X По авторам
По рубрике
По тегу
По дате
Везде

О церковном творчестве (часть 5)

— Значит, в монастыре вы писали только гармонизации распевов? А авторское что-нибудь есть?

— На пальцах одной руки можно посчитать, сколько своих собственных песнопений я сочинила в монастырский период. В частности, ирмосы канона шестого гласа «Яко по суху пешешествовав Израиль» — и это был «заказ» лично батюшки для малого повечерия на великопостной службе Выноса Плащаницы. Но когда есть благословение и есть соответствующая профессиональная почва, необходимо еще и вдохновение. Конечно, момент вдохновения — от слова «вдохнуть» — обязательно должен быть. Вдохнуть — это значит извне, Кто-то, не я. Кто-то в меня вдыхает. И этот Кто-то с большой буквы.

 «Яко по суху пешешествовав Израиль». Музыка мон. Иулиании (Денисовой). Поет Праздничный хор Свято-Елисаветинского монастыря.

— Мне очень интересно, как у вас происходит сам процесс сочинения?

— Я за компьютером сочиняю. Ну, рабочий процесс идет, ты в этом какое-то время живешь, над тобой висит какая-то заградительная «капсула», но ты ее не чувствуешь, ты просто чувствуешь необходимость — ты должен. Ты не хочешь ни есть, ни спать, ты должен это закончить. За всё мое многолетнее творчество я считанные ноты изменила в песнопении после того, как закончила его, когда уже дата внизу поставлена — всё, запечатано печатью. Потому что это было дано в тот момент, значит, это правильно. А потом вдохновение уходит, и ты остаешься, что называется, наедине с собой. И то, что ты привнесешь, уже будет твое собственное, и, может быть, это будет уже лишнее. Поэтому я стараюсь сразу записать всё, чаще всего просто за один день, иногда за несколько дней, в которые ты пребываешь в этой невидимой тебе «капсуле».

— А без вдохновения можно?

— Как сказал апостол, всё мне можно, но не все полезно. Например, сейчас: дай мне два часа, я тебе сочиню «Свете тихий», «Ныне отпущаеши» и «Трисвятое». Потому что это элементарный навык гармонизации, которому нас профессионально учат на предмете гармония в колледже и потом в консерватории. К тому же я этот предмет преподавала лет тридцать. Это несложно, но я этого не делаю никогда, не позволяю себе. Это еще один ограничительный момент: нельзя себе позволять писать песнопения просто потому, что ты умеешь технически это делать. Должна быть причина, внутренний запрос, если угодно.

Исходные данные
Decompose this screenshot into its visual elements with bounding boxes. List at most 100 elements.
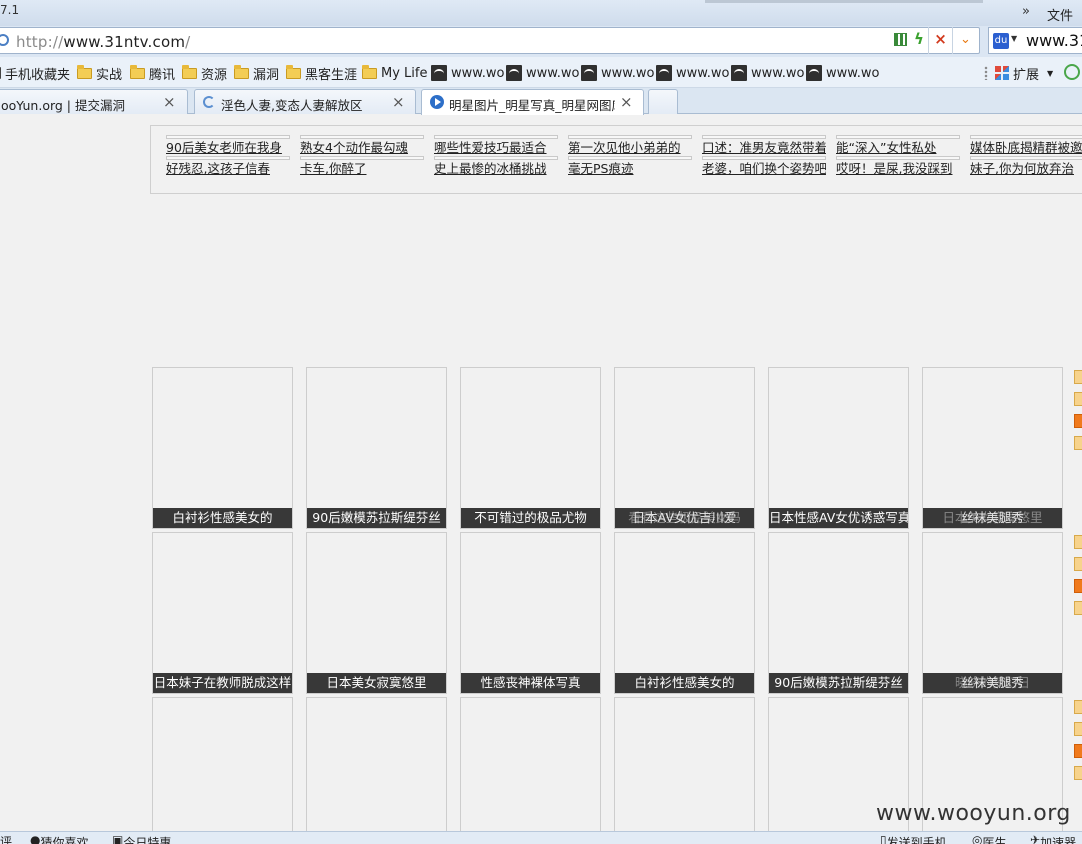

Короткая задача
Сколько лет, по словам собеседницы в интервью о церковном творчестве, она преподавала гармонию?

Результат упражнения
Около тридцати лет.